▶ [Objective]
Reproduce the records below exactly, leaving out any pictures.
——————————
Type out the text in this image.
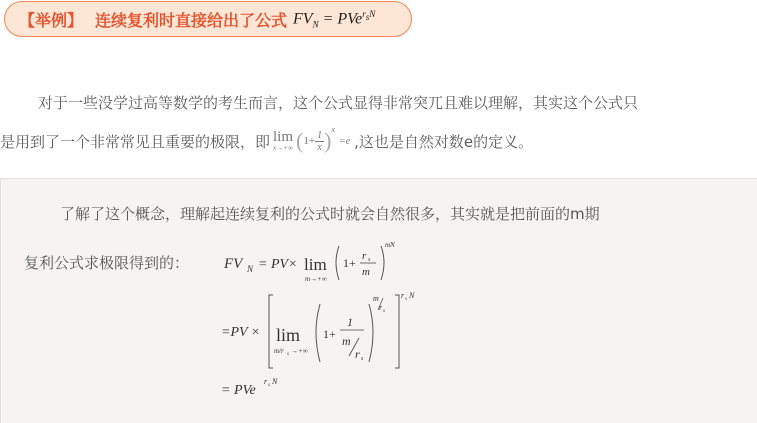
【举例】 连续复利时直接给出了公式 $FV_N = PVe^{r_sN}$
对于一些没学过高等数学的考生而言，这个公式显得非常突兀且难以理解，其实这个公式只
是用到了一个非常常见且重要的极限，即 lim
x→+∞ ( $1+ \frac{1}{x}$ ) x
=e ,这也是自然对数e的定义。
了解了这个概念，理解起连续复利的公式时就会自然很多，其实就是把前面的m期
复利公式求极限得到的： FV N = PV× lim
m→+∞
1+ r s
m
mN
=PV × lim
m/r s →+∞
1+
1
m
r s
m
r s
r s N
= PVe
r s N
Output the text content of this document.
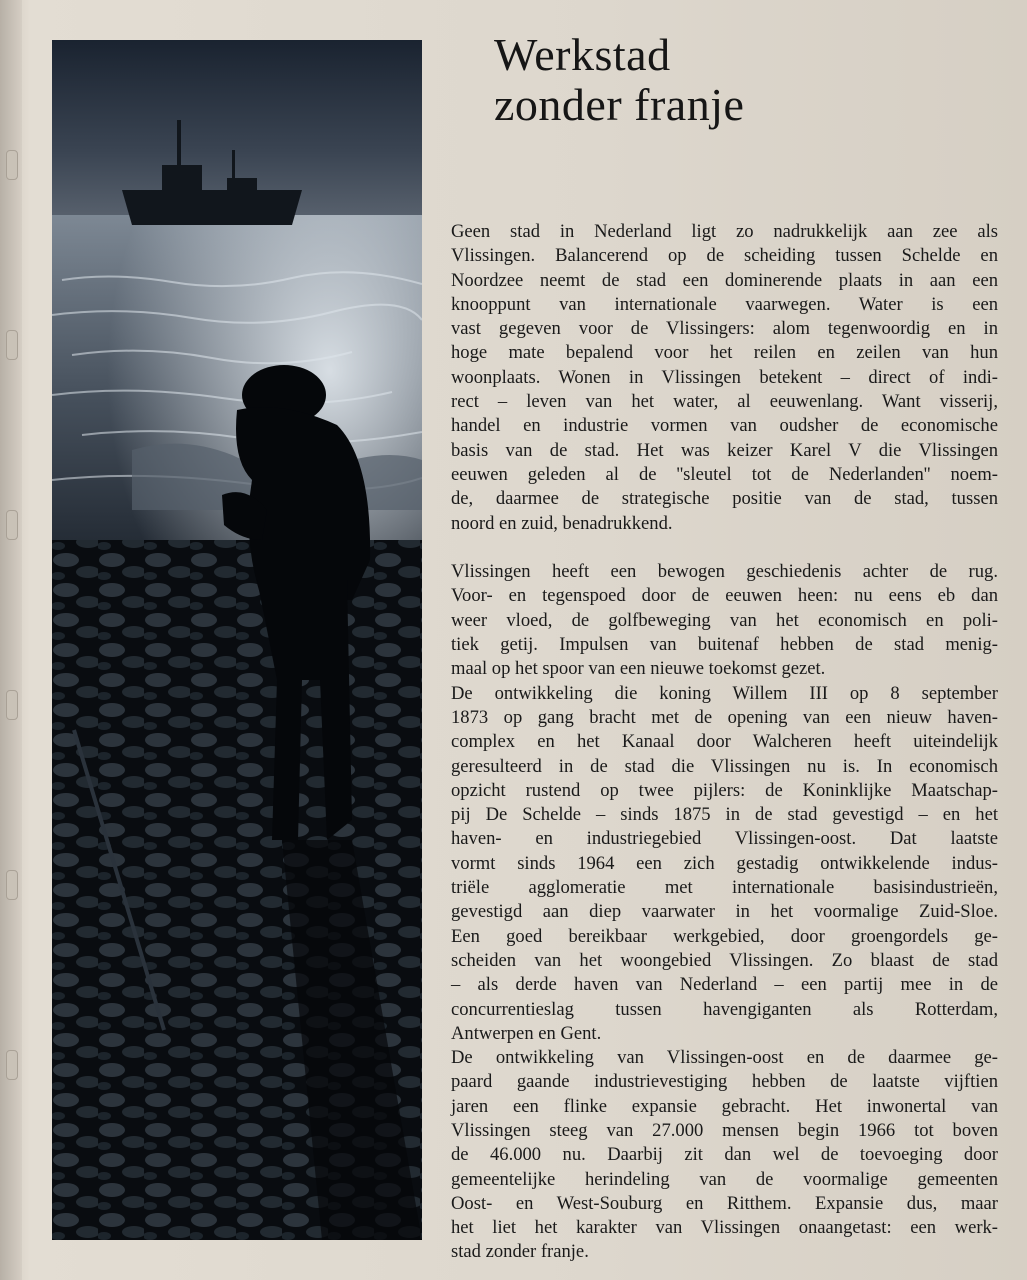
Werkstad
zonder franje
Geen stad in Nederland ligt zo nadrukkelijk aan zee als
Vlissingen. Balancerend op de scheiding tussen Schelde en
Noordzee neemt de stad een dominerende plaats in aan een
knooppunt van internationale vaarwegen. Water is een
vast gegeven voor de Vlissingers: alom tegenwoordig en in
hoge mate bepalend voor het reilen en zeilen van hun
woonplaats. Wonen in Vlissingen betekent – direct of indi-
rect – leven van het water, al eeuwenlang. Want visserij,
handel en industrie vormen van oudsher de economische
basis van de stad. Het was keizer Karel V die Vlissingen
eeuwen geleden al de ''sleutel tot de Nederlanden'' noem-
de, daarmee de strategische positie van de stad, tussen
noord en zuid, benadrukkend.
Vlissingen heeft een bewogen geschiedenis achter de rug.
Voor- en tegenspoed door de eeuwen heen: nu eens eb dan
weer vloed, de golfbeweging van het economisch en poli-
tiek getij. Impulsen van buitenaf hebben de stad menig-
maal op het spoor van een nieuwe toekomst gezet.
De ontwikkeling die koning Willem III op 8 september
1873 op gang bracht met de opening van een nieuw haven-
complex en het Kanaal door Walcheren heeft uiteindelijk
geresulteerd in de stad die Vlissingen nu is. In economisch
opzicht rustend op twee pijlers: de Koninklijke Maatschap-
pij De Schelde – sinds 1875 in de stad gevestigd – en het
haven- en industriegebied Vlissingen-oost. Dat laatste
vormt sinds 1964 een zich gestadig ontwikkelende indus-
triële agglomeratie met internationale basisindustrieën,
gevestigd aan diep vaarwater in het voormalige Zuid-Sloe.
Een goed bereikbaar werkgebied, door groengordels ge-
scheiden van het woongebied Vlissingen. Zo blaast de stad
– als derde haven van Nederland – een partij mee in de
concurrentieslag tussen havengiganten als Rotterdam,
Antwerpen en Gent.
De ontwikkeling van Vlissingen-oost en de daarmee ge-
paard gaande industrievestiging hebben de laatste vijftien
jaren een flinke expansie gebracht. Het inwonertal van
Vlissingen steeg van 27.000 mensen begin 1966 tot boven
de 46.000 nu. Daarbij zit dan wel de toevoeging door
gemeentelijke herindeling van de voormalige gemeenten
Oost- en West-Souburg en Ritthem. Expansie dus, maar
het liet het karakter van Vlissingen onaangetast: een werk-
stad zonder franje.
——————————
▶ [Response below]
Type out the text in this image.
【举例】 连续复利时直接给出了公式 $FV_N = PVe^{r_sN}$
对于一些没学过高等数学的考生而言，这个公式显得非常突兀且难以理解，其实这个公式只
是用到了一个非常常见且重要的极限，即 lim
x→+∞ ( $1+ \frac{1}{x}$ ) x
=e ,这也是自然对数e的定义。
了解了这个概念，理解起连续复利的公式时就会自然很多，其实就是把前面的m期
复利公式求极限得到的： FV N = PV× lim
m→+∞
1+ r s
m
mN
=PV × lim
m/r s →+∞
1+
1
m
r s
m
r s
r s N
= PVe
r s N
Output the text content of this document.
Werkstad
zonder franje
Geen stad in Nederland ligt zo nadrukkelijk aan zee als
Vlissingen. Balancerend op de scheiding tussen Schelde en
Noordzee neemt de stad een dominerende plaats in aan een
knooppunt van internationale vaarwegen. Water is een
vast gegeven voor de Vlissingers: alom tegenwoordig en in
hoge mate bepalend voor het reilen en zeilen van hun
woonplaats. Wonen in Vlissingen betekent – direct of indi-
rect – leven van het water, al eeuwenlang. Want visserij,
handel en industrie vormen van oudsher de economische
basis van de stad. Het was keizer Karel V die Vlissingen
eeuwen geleden al de ''sleutel tot de Nederlanden'' noem-
de, daarmee de strategische positie van de stad, tussen
noord en zuid, benadrukkend.
Vlissingen heeft een bewogen geschiedenis achter de rug.
Voor- en tegenspoed door de eeuwen heen: nu eens eb dan
weer vloed, de golfbeweging van het economisch en poli-
tiek getij. Impulsen van buitenaf hebben de stad menig-
maal op het spoor van een nieuwe toekomst gezet.
De ontwikkeling die koning Willem III op 8 september
1873 op gang bracht met de opening van een nieuw haven-
complex en het Kanaal door Walcheren heeft uiteindelijk
geresulteerd in de stad die Vlissingen nu is. In economisch
opzicht rustend op twee pijlers: de Koninklijke Maatschap-
pij De Schelde – sinds 1875 in de stad gevestigd – en het
haven- en industriegebied Vlissingen-oost. Dat laatste
vormt sinds 1964 een zich gestadig ontwikkelende indus-
triële agglomeratie met internationale basisindustrieën,
gevestigd aan diep vaarwater in het voormalige Zuid-Sloe.
Een goed bereikbaar werkgebied, door groengordels ge-
scheiden van het woongebied Vlissingen. Zo blaast de stad
– als derde haven van Nederland – een partij mee in de
concurrentieslag tussen havengiganten als Rotterdam,
Antwerpen en Gent.
De ontwikkeling van Vlissingen-oost en de daarmee ge-
paard gaande industrievestiging hebben de laatste vijftien
jaren een flinke expansie gebracht. Het inwonertal van
Vlissingen steeg van 27.000 mensen begin 1966 tot boven
de 46.000 nu. Daarbij zit dan wel de toevoeging door
gemeentelijke herindeling van de voormalige gemeenten
Oost- en West-Souburg en Ritthem. Expansie dus, maar
het liet het karakter van Vlissingen onaangetast: een werk-
stad zonder franje.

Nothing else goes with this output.